→ **Exercise requirements**
Pull out each line in the records below that contains the word "photos".

|---|

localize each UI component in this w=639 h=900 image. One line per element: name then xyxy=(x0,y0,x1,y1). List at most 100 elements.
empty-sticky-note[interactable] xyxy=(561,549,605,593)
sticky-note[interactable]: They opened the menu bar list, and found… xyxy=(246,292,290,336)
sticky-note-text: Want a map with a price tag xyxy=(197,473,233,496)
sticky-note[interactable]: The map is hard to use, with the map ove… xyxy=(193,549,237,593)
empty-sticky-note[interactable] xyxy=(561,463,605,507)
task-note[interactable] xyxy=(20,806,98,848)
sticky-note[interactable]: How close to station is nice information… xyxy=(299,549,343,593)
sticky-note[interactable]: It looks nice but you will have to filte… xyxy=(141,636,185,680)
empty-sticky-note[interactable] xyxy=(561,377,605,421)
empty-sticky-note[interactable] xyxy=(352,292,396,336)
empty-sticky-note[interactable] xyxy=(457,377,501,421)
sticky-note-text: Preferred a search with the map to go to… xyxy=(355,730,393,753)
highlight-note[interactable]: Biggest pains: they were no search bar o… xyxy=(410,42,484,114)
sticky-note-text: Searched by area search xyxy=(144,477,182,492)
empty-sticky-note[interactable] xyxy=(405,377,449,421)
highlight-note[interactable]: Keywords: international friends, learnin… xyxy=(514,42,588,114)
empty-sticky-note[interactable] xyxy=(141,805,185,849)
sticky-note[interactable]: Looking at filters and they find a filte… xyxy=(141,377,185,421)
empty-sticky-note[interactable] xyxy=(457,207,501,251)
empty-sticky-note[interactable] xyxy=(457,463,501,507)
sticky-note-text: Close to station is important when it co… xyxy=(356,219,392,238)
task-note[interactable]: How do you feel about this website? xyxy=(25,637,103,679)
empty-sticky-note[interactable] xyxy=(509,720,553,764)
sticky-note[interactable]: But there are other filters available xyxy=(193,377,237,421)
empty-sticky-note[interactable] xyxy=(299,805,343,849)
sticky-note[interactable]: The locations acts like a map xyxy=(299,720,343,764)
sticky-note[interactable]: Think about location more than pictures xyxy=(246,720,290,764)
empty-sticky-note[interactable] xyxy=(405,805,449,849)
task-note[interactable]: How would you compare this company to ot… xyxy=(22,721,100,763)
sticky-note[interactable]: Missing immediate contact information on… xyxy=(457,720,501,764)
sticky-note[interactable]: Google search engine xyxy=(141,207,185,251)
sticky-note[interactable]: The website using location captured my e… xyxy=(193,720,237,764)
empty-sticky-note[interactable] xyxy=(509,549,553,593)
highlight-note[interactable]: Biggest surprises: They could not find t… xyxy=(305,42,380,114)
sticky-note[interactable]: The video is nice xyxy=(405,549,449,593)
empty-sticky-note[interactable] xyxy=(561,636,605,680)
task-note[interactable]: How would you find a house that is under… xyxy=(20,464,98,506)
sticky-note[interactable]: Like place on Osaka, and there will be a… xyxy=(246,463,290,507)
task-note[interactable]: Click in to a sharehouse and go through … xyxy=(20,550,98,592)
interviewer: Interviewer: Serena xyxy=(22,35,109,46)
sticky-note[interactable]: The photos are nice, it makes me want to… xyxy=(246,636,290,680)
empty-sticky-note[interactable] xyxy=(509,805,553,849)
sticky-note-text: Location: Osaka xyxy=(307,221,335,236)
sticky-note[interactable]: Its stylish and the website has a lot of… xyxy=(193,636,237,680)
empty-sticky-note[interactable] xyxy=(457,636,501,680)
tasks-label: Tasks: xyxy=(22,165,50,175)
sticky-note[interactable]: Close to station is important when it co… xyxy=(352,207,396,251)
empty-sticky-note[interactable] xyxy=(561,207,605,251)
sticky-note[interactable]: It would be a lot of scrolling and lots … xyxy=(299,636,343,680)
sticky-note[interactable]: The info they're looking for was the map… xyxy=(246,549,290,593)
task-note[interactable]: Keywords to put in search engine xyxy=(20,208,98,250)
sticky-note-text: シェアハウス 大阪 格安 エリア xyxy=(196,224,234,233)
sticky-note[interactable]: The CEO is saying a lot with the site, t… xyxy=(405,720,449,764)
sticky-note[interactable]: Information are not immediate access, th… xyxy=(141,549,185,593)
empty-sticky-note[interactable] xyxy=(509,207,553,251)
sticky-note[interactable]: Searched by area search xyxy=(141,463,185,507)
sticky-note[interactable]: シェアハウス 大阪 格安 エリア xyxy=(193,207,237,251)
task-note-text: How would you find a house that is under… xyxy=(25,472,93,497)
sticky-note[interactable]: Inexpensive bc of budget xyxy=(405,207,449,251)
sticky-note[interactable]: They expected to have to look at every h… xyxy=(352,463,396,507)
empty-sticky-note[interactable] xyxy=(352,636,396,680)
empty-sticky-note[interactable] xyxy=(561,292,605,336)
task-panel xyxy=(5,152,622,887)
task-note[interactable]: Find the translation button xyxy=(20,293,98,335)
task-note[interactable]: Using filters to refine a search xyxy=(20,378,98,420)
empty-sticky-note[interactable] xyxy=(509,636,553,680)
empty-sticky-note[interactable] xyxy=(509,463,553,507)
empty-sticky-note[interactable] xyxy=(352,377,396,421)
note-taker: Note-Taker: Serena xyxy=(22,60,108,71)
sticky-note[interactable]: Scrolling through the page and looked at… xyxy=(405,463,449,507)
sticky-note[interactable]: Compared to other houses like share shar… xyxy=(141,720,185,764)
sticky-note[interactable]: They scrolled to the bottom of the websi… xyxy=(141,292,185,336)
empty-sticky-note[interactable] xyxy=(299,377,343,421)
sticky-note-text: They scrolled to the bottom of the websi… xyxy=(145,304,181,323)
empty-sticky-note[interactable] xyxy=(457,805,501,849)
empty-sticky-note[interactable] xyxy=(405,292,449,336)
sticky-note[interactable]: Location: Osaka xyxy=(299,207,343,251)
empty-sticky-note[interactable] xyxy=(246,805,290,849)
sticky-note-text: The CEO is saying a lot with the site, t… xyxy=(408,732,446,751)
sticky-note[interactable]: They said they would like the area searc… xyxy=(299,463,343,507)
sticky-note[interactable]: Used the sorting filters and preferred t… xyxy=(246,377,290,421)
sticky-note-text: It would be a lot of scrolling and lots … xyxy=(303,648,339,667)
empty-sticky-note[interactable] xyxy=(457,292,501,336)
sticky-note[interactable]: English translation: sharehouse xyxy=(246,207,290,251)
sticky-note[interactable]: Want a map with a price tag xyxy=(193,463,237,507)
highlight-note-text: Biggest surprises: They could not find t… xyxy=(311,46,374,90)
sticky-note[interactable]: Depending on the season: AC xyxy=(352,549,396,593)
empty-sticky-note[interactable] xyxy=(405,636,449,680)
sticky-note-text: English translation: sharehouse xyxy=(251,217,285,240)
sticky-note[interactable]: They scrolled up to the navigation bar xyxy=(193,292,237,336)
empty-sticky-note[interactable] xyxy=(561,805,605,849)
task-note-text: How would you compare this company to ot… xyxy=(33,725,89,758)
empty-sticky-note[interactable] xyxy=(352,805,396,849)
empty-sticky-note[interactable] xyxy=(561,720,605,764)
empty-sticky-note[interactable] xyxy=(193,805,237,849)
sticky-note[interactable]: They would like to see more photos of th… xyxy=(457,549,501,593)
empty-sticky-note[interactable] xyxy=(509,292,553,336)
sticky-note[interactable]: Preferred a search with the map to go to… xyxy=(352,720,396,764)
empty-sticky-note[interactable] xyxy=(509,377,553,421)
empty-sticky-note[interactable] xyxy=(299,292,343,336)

|---|

→ **Result below**
sticky-note[interactable]: The photos are nice, it makes me want to… xyxy=(246,636,290,680)
sticky-note[interactable]: They would like to see more photos of th… xyxy=(457,549,501,593)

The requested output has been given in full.